= Task =
Reproduce every entry below precisely. Pictures are excluded from the copy.

═══ Data provided

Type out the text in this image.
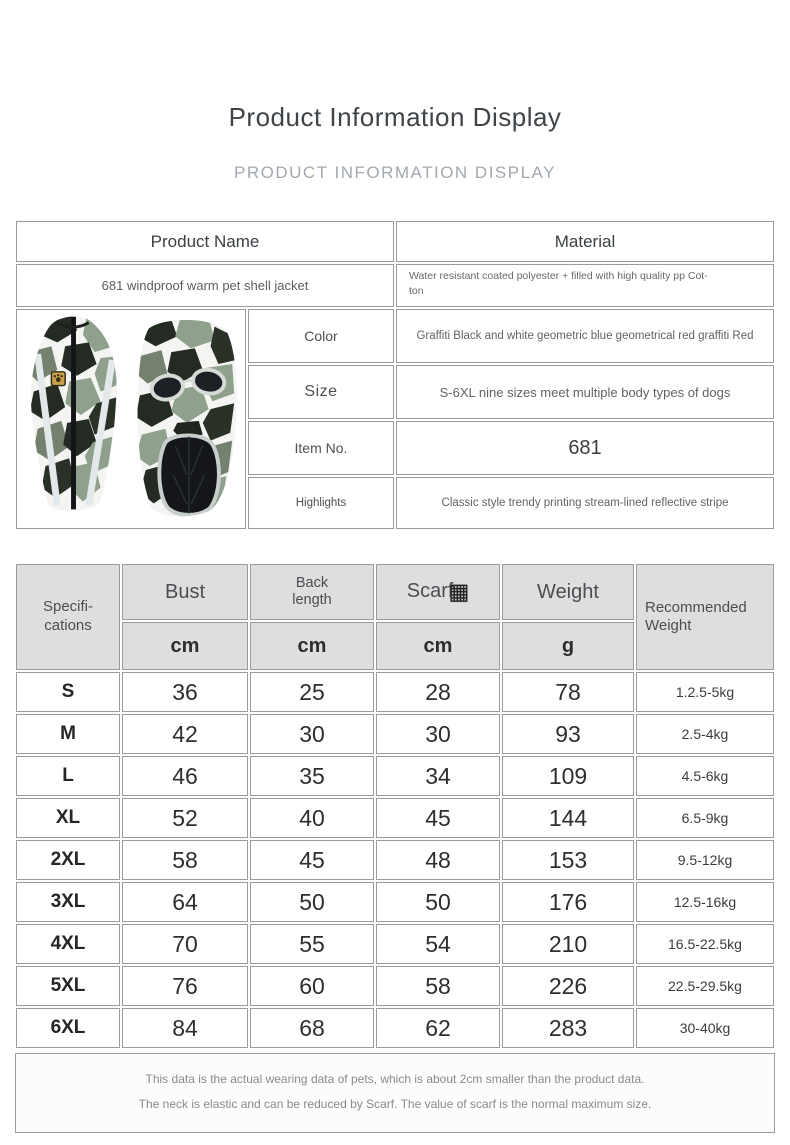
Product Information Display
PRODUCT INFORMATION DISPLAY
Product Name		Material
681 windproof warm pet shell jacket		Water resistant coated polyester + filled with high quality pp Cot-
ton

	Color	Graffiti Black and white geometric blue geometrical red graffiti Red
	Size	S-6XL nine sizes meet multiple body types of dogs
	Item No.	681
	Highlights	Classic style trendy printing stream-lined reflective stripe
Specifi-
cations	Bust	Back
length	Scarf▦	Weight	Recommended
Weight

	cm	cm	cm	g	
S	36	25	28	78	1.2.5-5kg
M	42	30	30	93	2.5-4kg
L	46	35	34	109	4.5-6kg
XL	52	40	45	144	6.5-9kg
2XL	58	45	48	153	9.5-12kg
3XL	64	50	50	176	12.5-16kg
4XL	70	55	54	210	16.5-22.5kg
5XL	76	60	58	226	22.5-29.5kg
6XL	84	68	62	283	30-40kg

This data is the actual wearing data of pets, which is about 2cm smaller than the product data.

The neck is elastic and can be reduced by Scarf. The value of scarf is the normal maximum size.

══════

= Finished task =
Type out the text in this image.
Product Information Display
PRODUCT INFORMATION DISPLAY
Product Name		Material
681 windproof warm pet shell jacket		Water resistant coated polyester + filled with high quality pp Cot-
ton

	Color	Graffiti Black and white geometric blue geometrical red graffiti Red
	Size	S-6XL nine sizes meet multiple body types of dogs
	Item No.	681
	Highlights	Classic style trendy printing stream-lined reflective stripe
Specifi-
cations	Bust	Back
length	Scarf▦	Weight	Recommended
Weight

	cm	cm	cm	g	
S	36	25	28	78	1.2.5-5kg
M	42	30	30	93	2.5-4kg
L	46	35	34	109	4.5-6kg
XL	52	40	45	144	6.5-9kg
2XL	58	45	48	153	9.5-12kg
3XL	64	50	50	176	12.5-16kg
4XL	70	55	54	210	16.5-22.5kg
5XL	76	60	58	226	22.5-29.5kg
6XL	84	68	62	283	30-40kg

This data is the actual wearing data of pets, which is about 2cm smaller than the product data.

The neck is elastic and can be reduced by Scarf. The value of scarf is the normal maximum size.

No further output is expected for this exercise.